** start of Dataset content **
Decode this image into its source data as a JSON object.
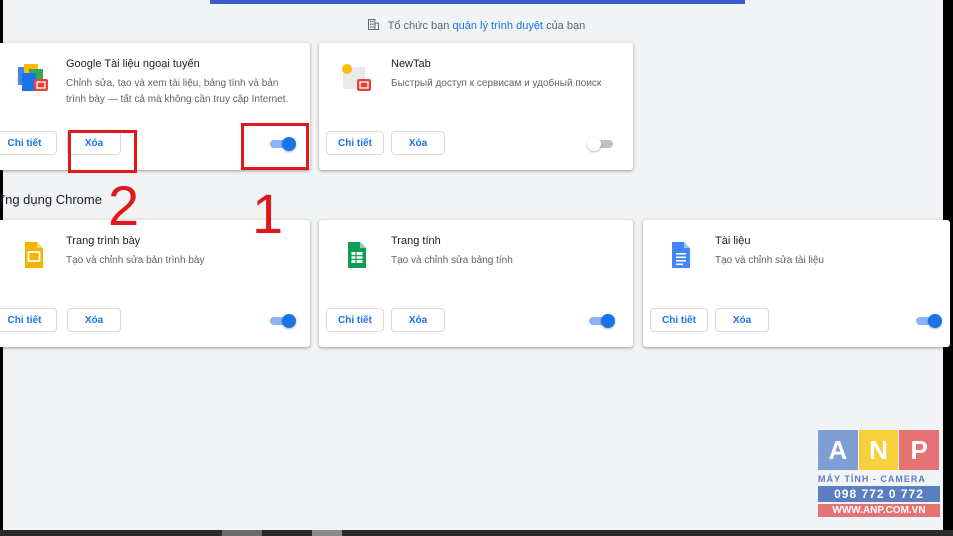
{
  "managed_notice": {
    "prefix": "Tổ chức bạn",
    "link": "quản lý trình duyệt",
    "suffix": "của bạn"
  },
  "extensions": [
    {
      "title": "Google Tài liệu ngoại tuyến",
      "description": "Chỉnh sửa, tạo và xem tài liệu, bảng tính và bản trình bày — tất cả mà không cần truy cập Internet.",
      "details_label": "Chi tiết",
      "remove_label": "Xóa",
      "enabled": true
    },
    {
      "title": "NewTab",
      "description": "Быстрый доступ к сервисам и удобный поиск",
      "details_label": "Chi tiết",
      "remove_label": "Xóa",
      "enabled": false
    }
  ],
  "section_title": "Ứng dụng Chrome",
  "apps": [
    {
      "title": "Trang trình bày",
      "description": "Tạo và chỉnh sửa bản trình bày",
      "details_label": "Chi tiết",
      "remove_label": "Xóa",
      "enabled": true,
      "icon": "slides-icon"
    },
    {
      "title": "Trang tính",
      "description": "Tạo và chỉnh sửa bảng tính",
      "details_label": "Chi tiết",
      "remove_label": "Xóa",
      "enabled": true,
      "icon": "sheets-icon"
    },
    {
      "title": "Tài liệu",
      "description": "Tạo và chỉnh sửa tài liệu",
      "details_label": "Chi tiết",
      "remove_label": "Xóa",
      "enabled": true,
      "icon": "docs-icon"
    }
  ],
  "annotations": {
    "number_1": "1",
    "number_2": "2"
  },
  "watermark": {
    "letters": [
      "A",
      "N",
      "P"
    ],
    "tagline": "MÁY TÍNH - CAMERA",
    "phone": "098 772 0 772",
    "website": "WWW.ANP.COM.VN"
  },
  "colors": {
    "accent": "#1a73e8",
    "annotation": "#e0171b",
    "background": "#f1f3f4"
  }
}
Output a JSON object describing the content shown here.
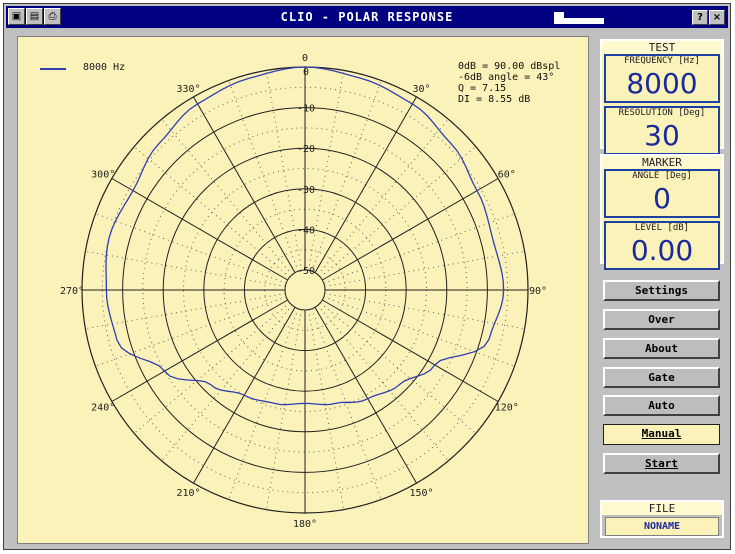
{
  "window": {
    "title": "CLIO - POLAR RESPONSE",
    "controls": {
      "help": "?",
      "close": "×"
    }
  },
  "legend": {
    "label": "8000 Hz",
    "color": "#2f3fb0"
  },
  "info": {
    "line1": "0dB = 90.00 dBspl",
    "line2": "-6dB angle = 43°",
    "line3": "Q = 7.15",
    "line4": "DI = 8.55 dB"
  },
  "test_panel": {
    "title": "TEST",
    "frequency_label": "FREQUENCY [Hz]",
    "frequency_value": "8000",
    "resolution_label": "RESOLUTION [Deg]",
    "resolution_value": "30"
  },
  "marker_panel": {
    "title": "MARKER",
    "angle_label": "ANGLE [Deg]",
    "angle_value": "0",
    "level_label": "LEVEL [dB]",
    "level_value": "0.00"
  },
  "buttons": {
    "settings": "Settings",
    "over": "Over",
    "about": "About",
    "gate": "Gate",
    "auto": "Auto",
    "manual": "Manual",
    "start": "Start"
  },
  "file_panel": {
    "title": "FILE",
    "value": "NONAME"
  },
  "chart_data": {
    "type": "polar",
    "angle_labels": [
      "0",
      "30°",
      "60°",
      "90°",
      "120°",
      "150°",
      "180°",
      "210°",
      "240°",
      "270°",
      "300°",
      "330°"
    ],
    "radial_labels": [
      "0",
      "-10",
      "-20",
      "-30",
      "-40",
      "-50"
    ],
    "rlim": [
      -50,
      0
    ],
    "grid": true,
    "legend_position": "top-left",
    "series": [
      {
        "name": "8000 Hz",
        "angles_deg": [
          0,
          15,
          30,
          45,
          60,
          75,
          90,
          105,
          120,
          135,
          150,
          165,
          180,
          195,
          210,
          225,
          240,
          255,
          270,
          285,
          300,
          315,
          330,
          345
        ],
        "levels_db": [
          0,
          -1,
          -2,
          -4,
          -6,
          -7,
          -6,
          -8,
          -18,
          -22,
          -24,
          -26,
          -27,
          -26,
          -25,
          -22,
          -15,
          -7,
          -6,
          -5,
          -6,
          -4,
          -2,
          -1
        ]
      }
    ]
  }
}
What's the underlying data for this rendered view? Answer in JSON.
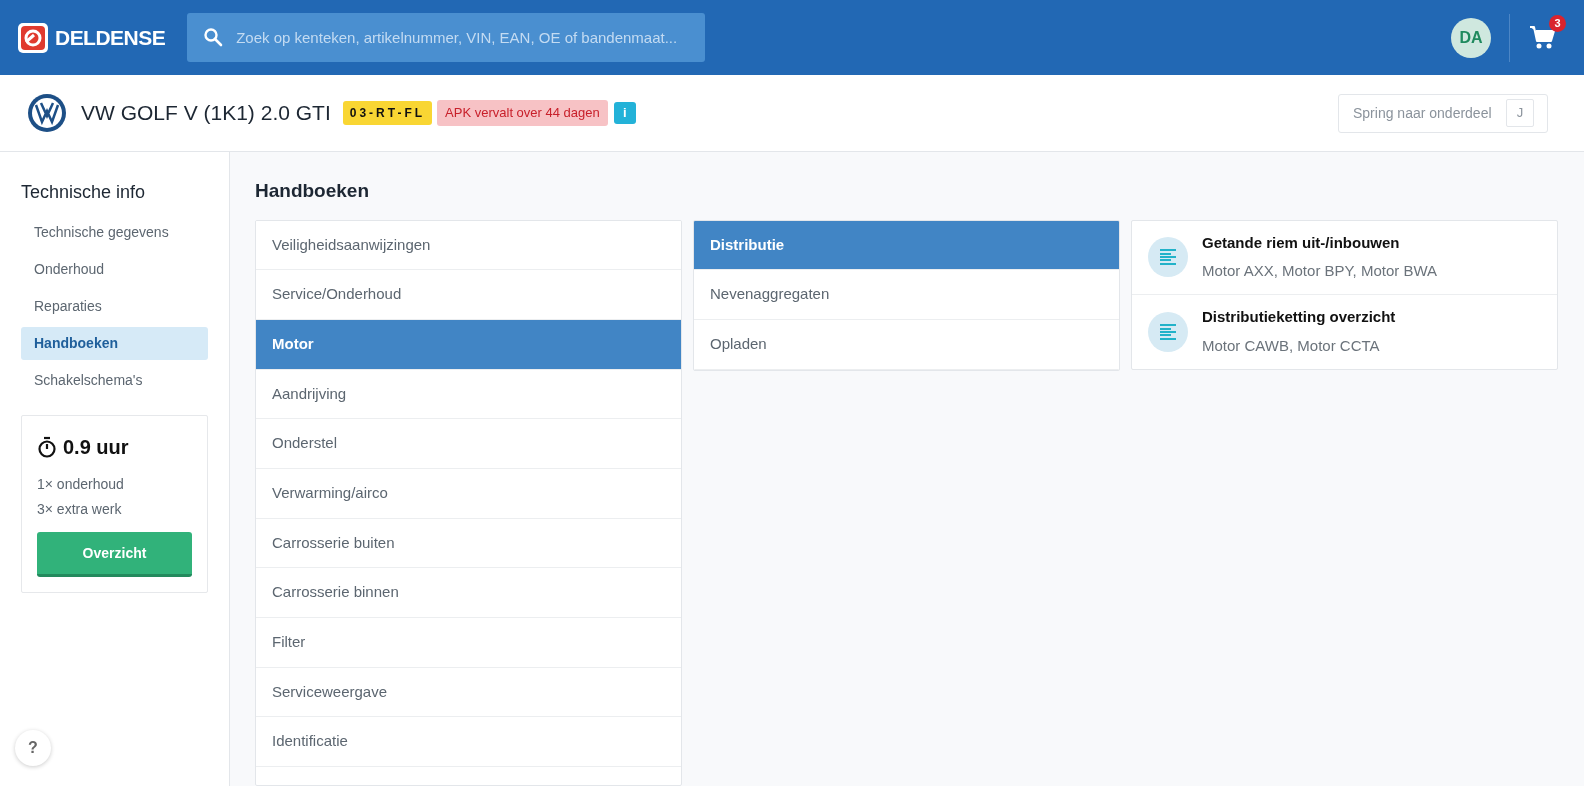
{
  "header": {
    "logo_text": "DELDENSE",
    "search": {
      "placeholder": "Zoek op kenteken, artikelnummer, VIN, EAN, OE of bandenmaat..."
    },
    "avatar": "DA",
    "cart_count": "3"
  },
  "vehicle": {
    "name": "VW GOLF V (1K1) 2.0 GTI",
    "plate": "03-RT-FL",
    "apk": "APK vervalt over 44 dagen",
    "info": "i",
    "jump": {
      "placeholder": "Spring naar onderdeel",
      "shortcut": "J"
    }
  },
  "sidebar": {
    "title": "Technische info",
    "items": [
      {
        "label": "Technische gegevens",
        "selected": false
      },
      {
        "label": "Onderhoud",
        "selected": false
      },
      {
        "label": "Reparaties",
        "selected": false
      },
      {
        "label": "Handboeken",
        "selected": true
      },
      {
        "label": "Schakelschema's",
        "selected": false
      }
    ],
    "time_card": {
      "hours": "0.9 uur",
      "lines": [
        "1× onderhoud",
        "3× extra werk"
      ],
      "button": "Overzicht"
    },
    "help": "?"
  },
  "main": {
    "title": "Handboeken",
    "categories": [
      {
        "label": "Veiligheidsaanwijzingen",
        "selected": false
      },
      {
        "label": "Service/Onderhoud",
        "selected": false
      },
      {
        "label": "Motor",
        "selected": true
      },
      {
        "label": "Aandrijving",
        "selected": false
      },
      {
        "label": "Onderstel",
        "selected": false
      },
      {
        "label": "Verwarming/airco",
        "selected": false
      },
      {
        "label": "Carrosserie buiten",
        "selected": false
      },
      {
        "label": "Carrosserie binnen",
        "selected": false
      },
      {
        "label": "Filter",
        "selected": false
      },
      {
        "label": "Serviceweergave",
        "selected": false
      },
      {
        "label": "Identificatie",
        "selected": false
      }
    ],
    "subcategories": [
      {
        "label": "Distributie",
        "selected": true
      },
      {
        "label": "Nevenaggregaten",
        "selected": false
      },
      {
        "label": "Opladen",
        "selected": false
      }
    ],
    "documents": [
      {
        "title": "Getande riem uit-/inbouwen",
        "engines": "Motor AXX, Motor BPY, Motor BWA"
      },
      {
        "title": "Distributieketting overzicht",
        "engines": "Motor CAWB, Motor CCTA"
      }
    ]
  }
}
** end of Dataset content **
Print the records above exactly as they stand, but leave out the pictures.

▸ Solution
Decode this image into its source data as a JSON object.
{
  "managed_notice": {
    "prefix": "Tổ chức bạn",
    "link": "quản lý trình duyệt",
    "suffix": "của bạn"
  },
  "extensions": [
    {
      "title": "Google Tài liệu ngoại tuyến",
      "description": "Chỉnh sửa, tạo và xem tài liệu, bảng tính và bản trình bày — tất cả mà không cần truy cập Internet.",
      "details_label": "Chi tiết",
      "remove_label": "Xóa",
      "enabled": true
    },
    {
      "title": "NewTab",
      "description": "Быстрый доступ к сервисам и удобный поиск",
      "details_label": "Chi tiết",
      "remove_label": "Xóa",
      "enabled": false
    }
  ],
  "section_title": "Ứng dụng Chrome",
  "apps": [
    {
      "title": "Trang trình bày",
      "description": "Tạo và chỉnh sửa bản trình bày",
      "details_label": "Chi tiết",
      "remove_label": "Xóa",
      "enabled": true,
      "icon": "slides-icon"
    },
    {
      "title": "Trang tính",
      "description": "Tạo và chỉnh sửa bảng tính",
      "details_label": "Chi tiết",
      "remove_label": "Xóa",
      "enabled": true,
      "icon": "sheets-icon"
    },
    {
      "title": "Tài liệu",
      "description": "Tạo và chỉnh sửa tài liệu",
      "details_label": "Chi tiết",
      "remove_label": "Xóa",
      "enabled": true,
      "icon": "docs-icon"
    }
  ],
  "annotations": {
    "number_1": "1",
    "number_2": "2"
  },
  "watermark": {
    "letters": [
      "A",
      "N",
      "P"
    ],
    "tagline": "MÁY TÍNH - CAMERA",
    "phone": "098 772 0 772",
    "website": "WWW.ANP.COM.VN"
  },
  "colors": {
    "accent": "#1a73e8",
    "annotation": "#e0171b",
    "background": "#f1f3f4"
  }
}
Output a JSON object describing the content shown here.
{
  "window": {
    "title": "CLIO - POLAR RESPONSE",
    "controls": {
      "help": "?",
      "close": "×"
    }
  },
  "legend": {
    "label": "8000 Hz",
    "color": "#2f3fb0"
  },
  "info": {
    "line1": "0dB = 90.00 dBspl",
    "line2": "-6dB angle = 43°",
    "line3": "Q = 7.15",
    "line4": "DI = 8.55 dB"
  },
  "test_panel": {
    "title": "TEST",
    "frequency_label": "FREQUENCY [Hz]",
    "frequency_value": "8000",
    "resolution_label": "RESOLUTION [Deg]",
    "resolution_value": "30"
  },
  "marker_panel": {
    "title": "MARKER",
    "angle_label": "ANGLE [Deg]",
    "angle_value": "0",
    "level_label": "LEVEL [dB]",
    "level_value": "0.00"
  },
  "buttons": {
    "settings": "Settings",
    "over": "Over",
    "about": "About",
    "gate": "Gate",
    "auto": "Auto",
    "manual": "Manual",
    "start": "Start"
  },
  "file_panel": {
    "title": "FILE",
    "value": "NONAME"
  },
  "chart_data": {
    "type": "polar",
    "angle_labels": [
      "0",
      "30°",
      "60°",
      "90°",
      "120°",
      "150°",
      "180°",
      "210°",
      "240°",
      "270°",
      "300°",
      "330°"
    ],
    "radial_labels": [
      "0",
      "-10",
      "-20",
      "-30",
      "-40",
      "-50"
    ],
    "rlim": [
      -50,
      0
    ],
    "grid": true,
    "legend_position": "top-left",
    "series": [
      {
        "name": "8000 Hz",
        "angles_deg": [
          0,
          15,
          30,
          45,
          60,
          75,
          90,
          105,
          120,
          135,
          150,
          165,
          180,
          195,
          210,
          225,
          240,
          255,
          270,
          285,
          300,
          315,
          330,
          345
        ],
        "levels_db": [
          0,
          -1,
          -2,
          -4,
          -6,
          -7,
          -6,
          -8,
          -18,
          -22,
          -24,
          -26,
          -27,
          -26,
          -25,
          -22,
          -15,
          -7,
          -6,
          -5,
          -6,
          -4,
          -2,
          -1
        ]
      }
    ]
  }
}
What's the underlying data for this rendered view? Answer in JSON.
{
  "header": {
    "logo_text": "DELDENSE",
    "search": {
      "placeholder": "Zoek op kenteken, artikelnummer, VIN, EAN, OE of bandenmaat..."
    },
    "avatar": "DA",
    "cart_count": "3"
  },
  "vehicle": {
    "name": "VW GOLF V (1K1) 2.0 GTI",
    "plate": "03-RT-FL",
    "apk": "APK vervalt over 44 dagen",
    "info": "i",
    "jump": {
      "placeholder": "Spring naar onderdeel",
      "shortcut": "J"
    }
  },
  "sidebar": {
    "title": "Technische info",
    "items": [
      {
        "label": "Technische gegevens",
        "selected": false
      },
      {
        "label": "Onderhoud",
        "selected": false
      },
      {
        "label": "Reparaties",
        "selected": false
      },
      {
        "label": "Handboeken",
        "selected": true
      },
      {
        "label": "Schakelschema's",
        "selected": false
      }
    ],
    "time_card": {
      "hours": "0.9 uur",
      "lines": [
        "1× onderhoud",
        "3× extra werk"
      ],
      "button": "Overzicht"
    },
    "help": "?"
  },
  "main": {
    "title": "Handboeken",
    "categories": [
      {
        "label": "Veiligheidsaanwijzingen",
        "selected": false
      },
      {
        "label": "Service/Onderhoud",
        "selected": false
      },
      {
        "label": "Motor",
        "selected": true
      },
      {
        "label": "Aandrijving",
        "selected": false
      },
      {
        "label": "Onderstel",
        "selected": false
      },
      {
        "label": "Verwarming/airco",
        "selected": false
      },
      {
        "label": "Carrosserie buiten",
        "selected": false
      },
      {
        "label": "Carrosserie binnen",
        "selected": false
      },
      {
        "label": "Filter",
        "selected": false
      },
      {
        "label": "Serviceweergave",
        "selected": false
      },
      {
        "label": "Identificatie",
        "selected": false
      }
    ],
    "subcategories": [
      {
        "label": "Distributie",
        "selected": true
      },
      {
        "label": "Nevenaggregaten",
        "selected": false
      },
      {
        "label": "Opladen",
        "selected": false
      }
    ],
    "documents": [
      {
        "title": "Getande riem uit-/inbouwen",
        "engines": "Motor AXX, Motor BPY, Motor BWA"
      },
      {
        "title": "Distributieketting overzicht",
        "engines": "Motor CAWB, Motor CCTA"
      }
    ]
  }
}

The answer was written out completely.